Saved entries:
** begin **

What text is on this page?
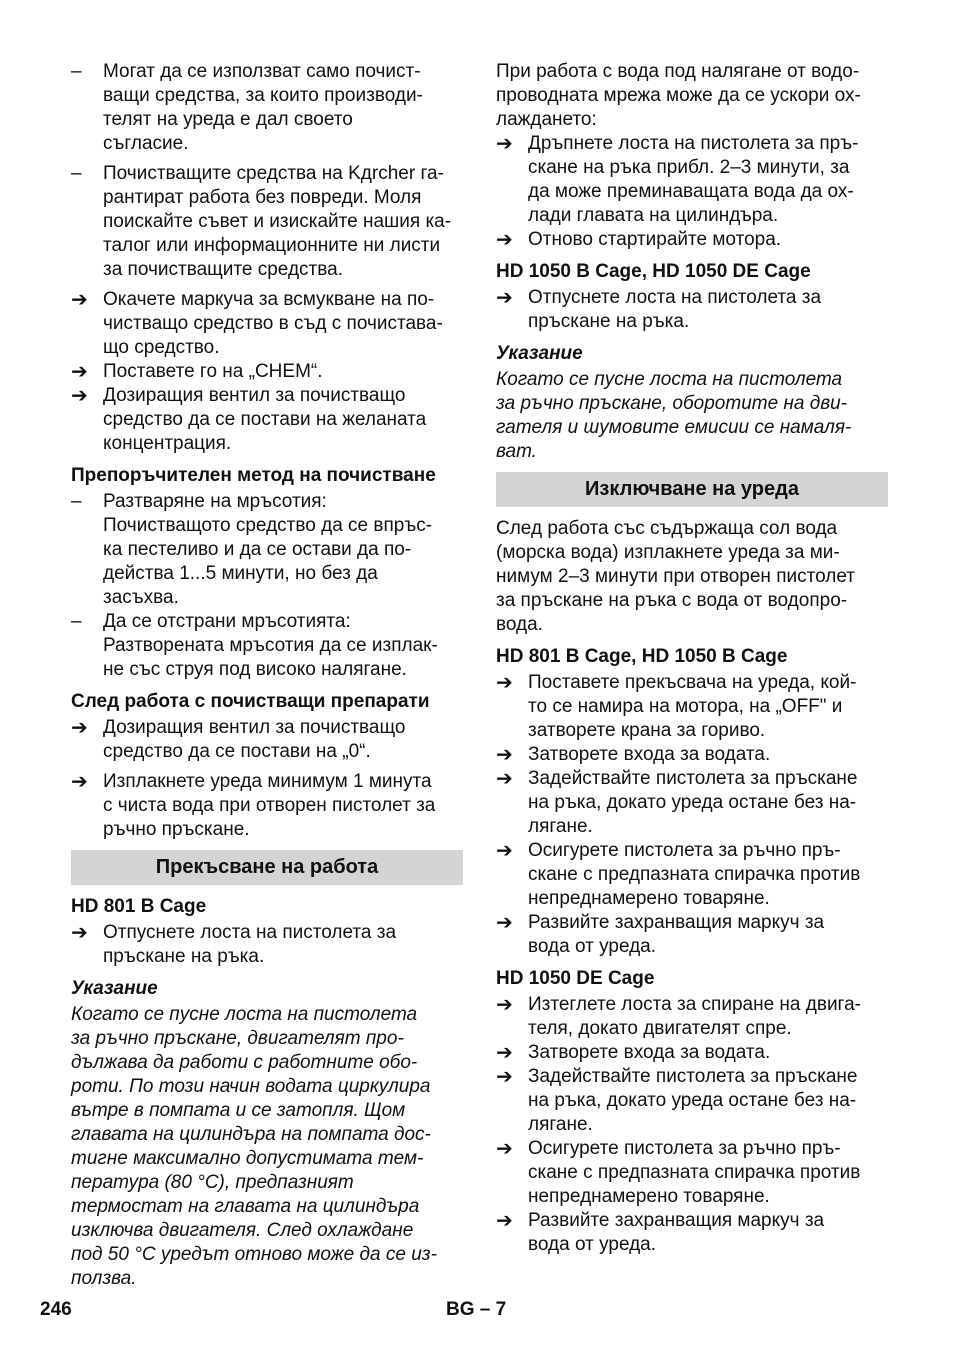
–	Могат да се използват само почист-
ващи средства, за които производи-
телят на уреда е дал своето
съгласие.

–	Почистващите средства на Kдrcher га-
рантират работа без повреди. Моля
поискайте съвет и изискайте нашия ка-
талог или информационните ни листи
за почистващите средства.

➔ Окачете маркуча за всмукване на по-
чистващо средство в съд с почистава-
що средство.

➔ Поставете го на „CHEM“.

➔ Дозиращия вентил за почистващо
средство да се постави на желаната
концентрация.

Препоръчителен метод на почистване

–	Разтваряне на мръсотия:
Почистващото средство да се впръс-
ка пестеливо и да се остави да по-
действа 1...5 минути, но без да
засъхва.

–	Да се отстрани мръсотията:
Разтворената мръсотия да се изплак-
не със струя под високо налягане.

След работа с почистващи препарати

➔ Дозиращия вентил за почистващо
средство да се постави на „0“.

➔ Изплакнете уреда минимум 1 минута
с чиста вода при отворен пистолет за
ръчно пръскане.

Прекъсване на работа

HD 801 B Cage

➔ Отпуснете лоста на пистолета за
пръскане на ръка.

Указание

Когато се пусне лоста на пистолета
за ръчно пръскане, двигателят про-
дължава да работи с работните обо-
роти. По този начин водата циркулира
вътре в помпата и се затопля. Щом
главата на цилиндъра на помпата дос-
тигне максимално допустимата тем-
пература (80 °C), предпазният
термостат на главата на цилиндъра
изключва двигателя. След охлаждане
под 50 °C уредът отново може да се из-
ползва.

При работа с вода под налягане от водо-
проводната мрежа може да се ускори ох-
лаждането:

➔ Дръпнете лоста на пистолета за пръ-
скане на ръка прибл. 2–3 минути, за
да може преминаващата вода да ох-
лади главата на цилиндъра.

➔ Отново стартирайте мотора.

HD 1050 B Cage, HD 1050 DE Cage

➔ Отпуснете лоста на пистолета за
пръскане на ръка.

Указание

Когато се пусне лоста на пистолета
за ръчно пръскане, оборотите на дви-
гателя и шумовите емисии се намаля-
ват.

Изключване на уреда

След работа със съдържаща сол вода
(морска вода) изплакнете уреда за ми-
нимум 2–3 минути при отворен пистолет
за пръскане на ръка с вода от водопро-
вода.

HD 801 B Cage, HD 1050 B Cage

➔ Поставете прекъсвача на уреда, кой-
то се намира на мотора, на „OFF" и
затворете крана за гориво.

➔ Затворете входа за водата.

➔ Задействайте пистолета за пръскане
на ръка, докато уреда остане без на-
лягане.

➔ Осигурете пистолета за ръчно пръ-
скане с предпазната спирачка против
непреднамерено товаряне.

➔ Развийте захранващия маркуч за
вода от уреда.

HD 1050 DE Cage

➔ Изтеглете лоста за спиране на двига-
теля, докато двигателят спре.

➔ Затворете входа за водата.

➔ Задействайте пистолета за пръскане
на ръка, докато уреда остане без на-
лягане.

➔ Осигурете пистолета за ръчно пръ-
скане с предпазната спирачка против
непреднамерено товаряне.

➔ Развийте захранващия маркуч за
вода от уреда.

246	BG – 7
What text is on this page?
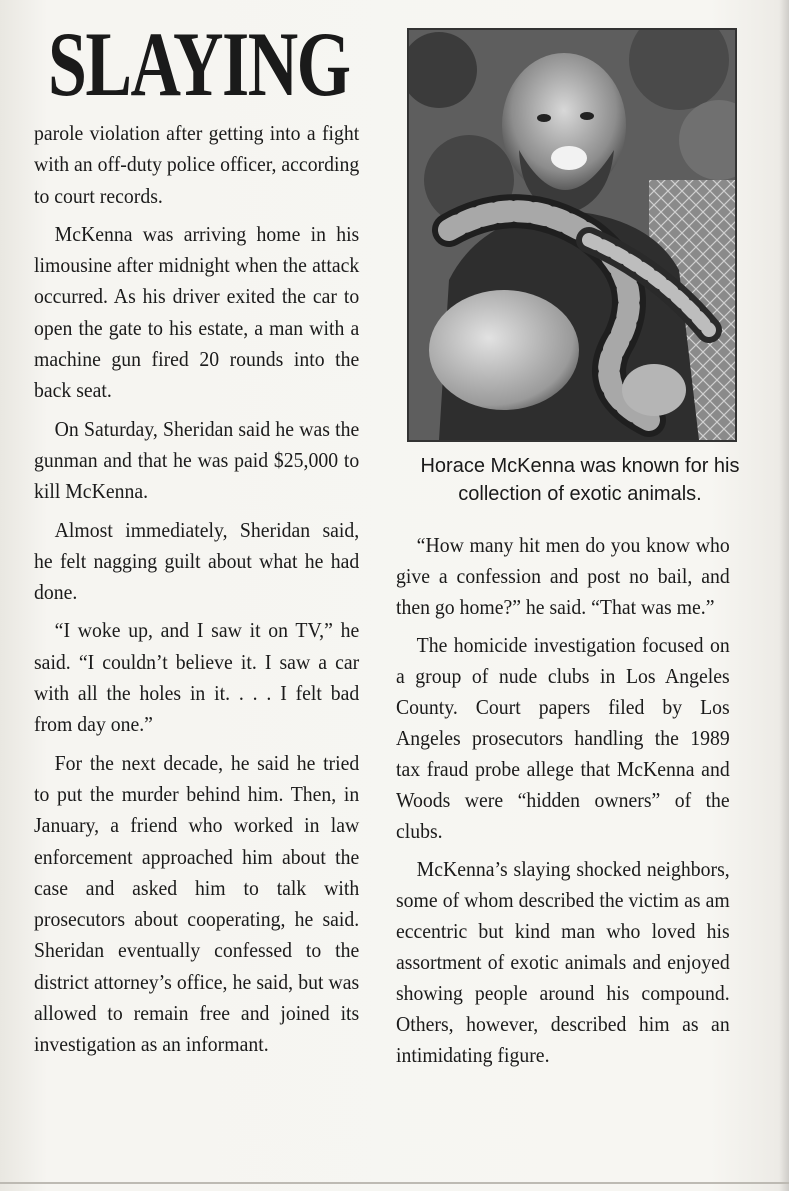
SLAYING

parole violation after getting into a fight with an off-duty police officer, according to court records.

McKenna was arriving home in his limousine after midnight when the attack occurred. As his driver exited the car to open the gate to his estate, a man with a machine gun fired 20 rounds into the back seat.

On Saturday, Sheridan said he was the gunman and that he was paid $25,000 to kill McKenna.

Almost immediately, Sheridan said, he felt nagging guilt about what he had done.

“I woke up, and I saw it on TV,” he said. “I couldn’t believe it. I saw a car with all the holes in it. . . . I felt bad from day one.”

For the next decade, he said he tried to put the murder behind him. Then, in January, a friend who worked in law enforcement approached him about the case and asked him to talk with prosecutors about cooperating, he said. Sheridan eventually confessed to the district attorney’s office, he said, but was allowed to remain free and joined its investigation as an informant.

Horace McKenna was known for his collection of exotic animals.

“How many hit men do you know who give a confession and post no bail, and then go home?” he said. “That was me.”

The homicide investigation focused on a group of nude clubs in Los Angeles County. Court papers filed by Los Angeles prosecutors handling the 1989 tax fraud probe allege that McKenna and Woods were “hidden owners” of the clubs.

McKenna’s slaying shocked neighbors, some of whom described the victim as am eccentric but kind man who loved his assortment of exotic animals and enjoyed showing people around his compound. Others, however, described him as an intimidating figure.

** end **

## Job
Transcribe the whole listing exactly. Pictures stay out of your copy.

## Answer for the task
What text is on this page?
–	Могат да се използват само почист-
ващи средства, за които производи-
телят на уреда е дал своето
съгласие.

–	Почистващите средства на Kдrcher га-
рантират работа без повреди. Моля
поискайте съвет и изискайте нашия ка-
талог или информационните ни листи
за почистващите средства.

➔ Окачете маркуча за всмукване на по-
чистващо средство в съд с почистава-
що средство.

➔ Поставете го на „CHEM“.

➔ Дозиращия вентил за почистващо
средство да се постави на желаната
концентрация.

Препоръчителен метод на почистване

–	Разтваряне на мръсотия:
Почистващото средство да се впръс-
ка пестеливо и да се остави да по-
действа 1...5 минути, но без да
засъхва.

–	Да се отстрани мръсотията:
Разтворената мръсотия да се изплак-
не със струя под високо налягане.

След работа с почистващи препарати

➔ Дозиращия вентил за почистващо
средство да се постави на „0“.

➔ Изплакнете уреда минимум 1 минута
с чиста вода при отворен пистолет за
ръчно пръскане.

Прекъсване на работа

HD 801 B Cage

➔ Отпуснете лоста на пистолета за
пръскане на ръка.

Указание

Когато се пусне лоста на пистолета
за ръчно пръскане, двигателят про-
дължава да работи с работните обо-
роти. По този начин водата циркулира
вътре в помпата и се затопля. Щом
главата на цилиндъра на помпата дос-
тигне максимално допустимата тем-
пература (80 °C), предпазният
термостат на главата на цилиндъра
изключва двигателя. След охлаждане
под 50 °C уредът отново може да се из-
ползва.

При работа с вода под налягане от водо-
проводната мрежа може да се ускори ох-
лаждането:

➔ Дръпнете лоста на пистолета за пръ-
скане на ръка прибл. 2–3 минути, за
да може преминаващата вода да ох-
лади главата на цилиндъра.

➔ Отново стартирайте мотора.

HD 1050 B Cage, HD 1050 DE Cage

➔ Отпуснете лоста на пистолета за
пръскане на ръка.

Указание

Когато се пусне лоста на пистолета
за ръчно пръскане, оборотите на дви-
гателя и шумовите емисии се намаля-
ват.

Изключване на уреда

След работа със съдържаща сол вода
(морска вода) изплакнете уреда за ми-
нимум 2–3 минути при отворен пистолет
за пръскане на ръка с вода от водопро-
вода.

HD 801 B Cage, HD 1050 B Cage

➔ Поставете прекъсвача на уреда, кой-
то се намира на мотора, на „OFF" и
затворете крана за гориво.

➔ Затворете входа за водата.

➔ Задействайте пистолета за пръскане
на ръка, докато уреда остане без на-
лягане.

➔ Осигурете пистолета за ръчно пръ-
скане с предпазната спирачка против
непреднамерено товаряне.

➔ Развийте захранващия маркуч за
вода от уреда.

HD 1050 DE Cage

➔ Изтеглете лоста за спиране на двига-
теля, докато двигателят спре.

➔ Затворете входа за водата.

➔ Задействайте пистолета за пръскане
на ръка, докато уреда остане без на-
лягане.

➔ Осигурете пистолета за ръчно пръ-
скане с предпазната спирачка против
непреднамерено товаряне.

➔ Развийте захранващия маркуч за
вода от уреда.

246	BG – 7
What text is on this page?
SLAYING

parole violation after getting into a fight with an off-duty police officer, according to court records.

McKenna was arriving home in his limousine after midnight when the attack occurred. As his driver exited the car to open the gate to his estate, a man with a machine gun fired 20 rounds into the back seat.

On Saturday, Sheridan said he was the gunman and that he was paid $25,000 to kill McKenna.

Almost immediately, Sheridan said, he felt nagging guilt about what he had done.

“I woke up, and I saw it on TV,” he said. “I couldn’t believe it. I saw a car with all the holes in it. . . . I felt bad from day one.”

For the next decade, he said he tried to put the murder behind him. Then, in January, a friend who worked in law enforcement approached him about the case and asked him to talk with prosecutors about cooperating, he said. Sheridan eventually confessed to the district attorney’s office, he said, but was allowed to remain free and joined its investigation as an informant.

Horace McKenna was known for his collection of exotic animals.

“How many hit men do you know who give a confession and post no bail, and then go home?” he said. “That was me.”

The homicide investigation focused on a group of nude clubs in Los Angeles County. Court papers filed by Los Angeles prosecutors handling the 1989 tax fraud probe allege that McKenna and Woods were “hidden owners” of the clubs.

McKenna’s slaying shocked neighbors, some of whom described the victim as am eccentric but kind man who loved his assortment of exotic animals and enjoyed showing people around his compound. Others, however, described him as an intimidating figure.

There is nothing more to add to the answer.